[Written problem]:
Of the lines in this listing, how many contain the word "在活动中"? Give the number and nothing else.

[Task data]:

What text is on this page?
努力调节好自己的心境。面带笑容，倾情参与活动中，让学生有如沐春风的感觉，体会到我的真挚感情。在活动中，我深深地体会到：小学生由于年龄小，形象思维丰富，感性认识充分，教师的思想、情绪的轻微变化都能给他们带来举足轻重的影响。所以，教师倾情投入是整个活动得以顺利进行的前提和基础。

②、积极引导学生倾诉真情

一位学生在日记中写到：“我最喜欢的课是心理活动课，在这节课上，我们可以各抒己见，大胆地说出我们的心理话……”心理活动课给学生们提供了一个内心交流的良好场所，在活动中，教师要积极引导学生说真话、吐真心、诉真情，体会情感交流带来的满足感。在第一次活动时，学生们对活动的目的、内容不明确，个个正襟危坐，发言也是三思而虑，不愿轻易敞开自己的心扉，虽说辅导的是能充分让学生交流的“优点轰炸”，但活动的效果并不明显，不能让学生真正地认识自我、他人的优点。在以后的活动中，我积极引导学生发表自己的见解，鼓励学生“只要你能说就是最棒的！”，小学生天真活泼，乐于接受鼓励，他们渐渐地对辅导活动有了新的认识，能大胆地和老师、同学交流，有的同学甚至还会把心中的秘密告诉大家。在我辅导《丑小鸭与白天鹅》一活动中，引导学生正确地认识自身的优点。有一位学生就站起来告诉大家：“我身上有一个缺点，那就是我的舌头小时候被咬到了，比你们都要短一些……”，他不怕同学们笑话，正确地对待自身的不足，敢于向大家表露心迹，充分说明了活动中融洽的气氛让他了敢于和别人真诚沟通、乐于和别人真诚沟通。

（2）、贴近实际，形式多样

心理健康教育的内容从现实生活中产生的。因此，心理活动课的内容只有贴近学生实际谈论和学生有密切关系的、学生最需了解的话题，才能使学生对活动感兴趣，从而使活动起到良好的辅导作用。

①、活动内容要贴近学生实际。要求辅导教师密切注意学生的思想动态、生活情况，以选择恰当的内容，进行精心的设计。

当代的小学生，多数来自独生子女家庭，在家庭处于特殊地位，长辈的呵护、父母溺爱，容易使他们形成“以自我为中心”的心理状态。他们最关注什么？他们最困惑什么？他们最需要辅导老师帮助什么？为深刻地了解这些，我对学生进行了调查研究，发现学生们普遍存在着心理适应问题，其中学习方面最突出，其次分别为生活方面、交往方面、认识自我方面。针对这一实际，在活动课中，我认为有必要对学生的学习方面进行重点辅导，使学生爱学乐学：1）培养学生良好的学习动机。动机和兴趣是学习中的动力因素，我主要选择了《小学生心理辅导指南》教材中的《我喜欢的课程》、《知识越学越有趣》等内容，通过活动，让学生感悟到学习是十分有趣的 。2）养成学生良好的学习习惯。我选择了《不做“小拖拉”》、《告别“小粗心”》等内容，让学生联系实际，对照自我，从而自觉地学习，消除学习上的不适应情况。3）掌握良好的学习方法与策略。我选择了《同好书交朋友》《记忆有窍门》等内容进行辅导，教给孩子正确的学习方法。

[Response to the task]:
2